Data records

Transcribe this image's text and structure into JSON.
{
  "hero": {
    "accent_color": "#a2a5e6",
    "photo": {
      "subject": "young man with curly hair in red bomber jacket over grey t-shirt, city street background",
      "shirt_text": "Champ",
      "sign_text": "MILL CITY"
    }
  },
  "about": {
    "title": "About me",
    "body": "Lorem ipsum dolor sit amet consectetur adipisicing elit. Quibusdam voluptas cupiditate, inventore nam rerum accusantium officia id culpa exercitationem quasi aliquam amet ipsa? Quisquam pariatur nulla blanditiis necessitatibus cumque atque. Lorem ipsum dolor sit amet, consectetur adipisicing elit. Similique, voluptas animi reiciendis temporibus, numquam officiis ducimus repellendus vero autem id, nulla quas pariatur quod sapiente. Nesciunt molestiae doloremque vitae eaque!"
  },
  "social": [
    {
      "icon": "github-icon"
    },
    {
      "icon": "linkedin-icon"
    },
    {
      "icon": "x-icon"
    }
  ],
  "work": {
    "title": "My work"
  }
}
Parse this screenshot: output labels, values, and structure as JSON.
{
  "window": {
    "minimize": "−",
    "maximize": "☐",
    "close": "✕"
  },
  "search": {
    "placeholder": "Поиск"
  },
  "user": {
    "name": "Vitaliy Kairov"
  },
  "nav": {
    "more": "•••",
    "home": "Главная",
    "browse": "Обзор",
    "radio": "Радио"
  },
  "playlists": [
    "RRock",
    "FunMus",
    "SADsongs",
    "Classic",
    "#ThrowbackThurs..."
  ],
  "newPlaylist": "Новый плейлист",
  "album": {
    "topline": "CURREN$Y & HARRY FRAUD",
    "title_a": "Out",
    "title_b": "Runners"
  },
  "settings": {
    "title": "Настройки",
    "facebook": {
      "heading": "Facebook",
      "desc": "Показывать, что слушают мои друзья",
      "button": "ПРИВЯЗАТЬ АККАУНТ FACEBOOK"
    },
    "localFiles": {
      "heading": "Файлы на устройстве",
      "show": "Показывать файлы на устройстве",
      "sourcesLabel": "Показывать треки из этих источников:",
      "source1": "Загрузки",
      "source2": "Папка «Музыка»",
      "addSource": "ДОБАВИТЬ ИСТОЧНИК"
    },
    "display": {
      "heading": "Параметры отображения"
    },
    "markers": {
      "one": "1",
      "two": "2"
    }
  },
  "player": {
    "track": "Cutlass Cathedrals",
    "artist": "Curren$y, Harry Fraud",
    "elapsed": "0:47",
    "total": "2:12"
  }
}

EXERCISE GOAL
Only the number is needed here: how many lines of the records contain "JSON"?

SOLUTION TO THIS PROBLEM
2